Problem statement: Read the lines below and count those that have the word "учитывать". Respond with the number only.

Records for the task:

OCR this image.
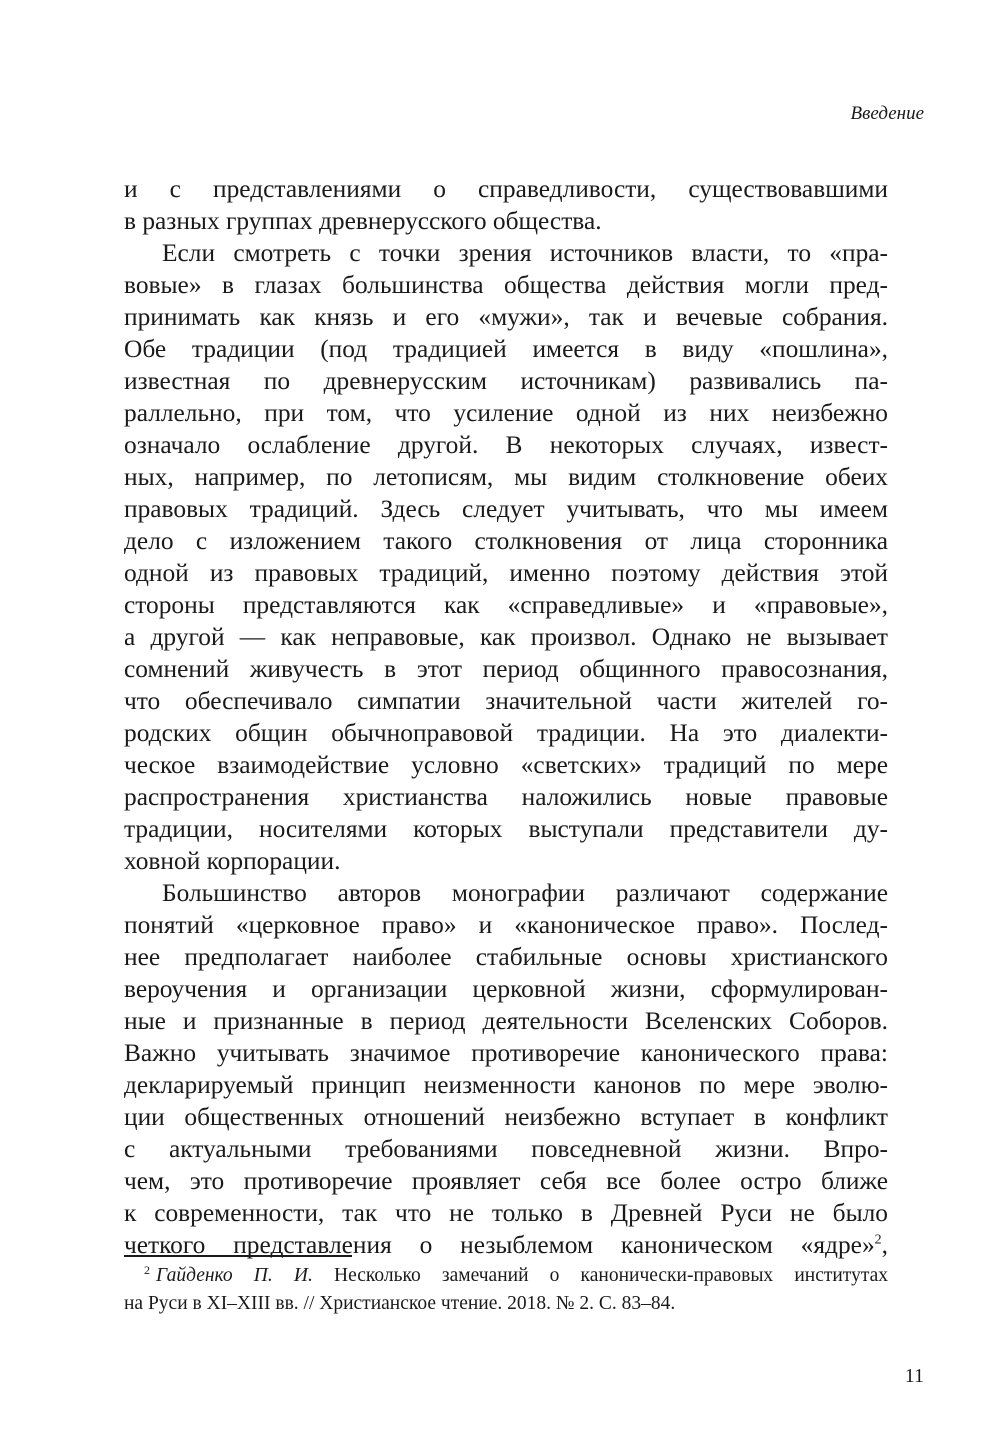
Введение
и с представлениями о справедливости, существовавшими
в разных группах древнерусского общества.
Если смотреть с точки зрения источников власти, то «пра-
вовые» в глазах большинства общества действия могли пред-
принимать как князь и его «мужи», так и вечевые собрания.
Обе традиции (под традицией имеется в виду «пошлина»,
известная по древнерусским источникам) развивались па-
раллельно, при том, что усиление одной из них неизбежно
означало ослабление другой. В некоторых случаях, извест-
ных, например, по летописям, мы видим столкновение обеих
правовых традиций. Здесь следует учитывать, что мы имеем
дело с изложением такого столкновения от лица сторонника
одной из правовых традиций, именно поэтому действия этой
стороны представляются как «справедливые» и «правовые»,
а другой — как неправовые, как произвол. Однако не вызывает
сомнений живучесть в этот период общинного правосознания,
что обеспечивало симпатии значительной части жителей го-
родских общин обычноправовой традиции. На это диалекти-
ческое взаимодействие условно «светских» традиций по мере
распространения христианства наложились новые правовые
традиции, носителями которых выступали представители ду-
ховной корпорации.
Большинство авторов монографии различают содержание
понятий «церковное право» и «каноническое право». Послед-
нее предполагает наиболее стабильные основы христианского
вероучения и организации церковной жизни, сформулирован-
ные и признанные в период деятельности Вселенских Соборов.
Важно учитывать значимое противоречие канонического права:
декларируемый принцип неизменности канонов по мере эволю-
ции общественных отношений неизбежно вступает в конфликт
с актуальными требованиями повседневной жизни. Впро-
чем, это противоречие проявляет себя все более остро ближе
к современности, так что не только в Древней Руси не было
четкого представления о незыблемом каноническом «ядре»$^2$,
$^2$ Гайденко П. И. Несколько замечаний о канонически-правовых институтах
на Руси в XI–XIII вв. // Христианское чтение. 2018. № 2. С. 83–84.
11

Solution to this task: 2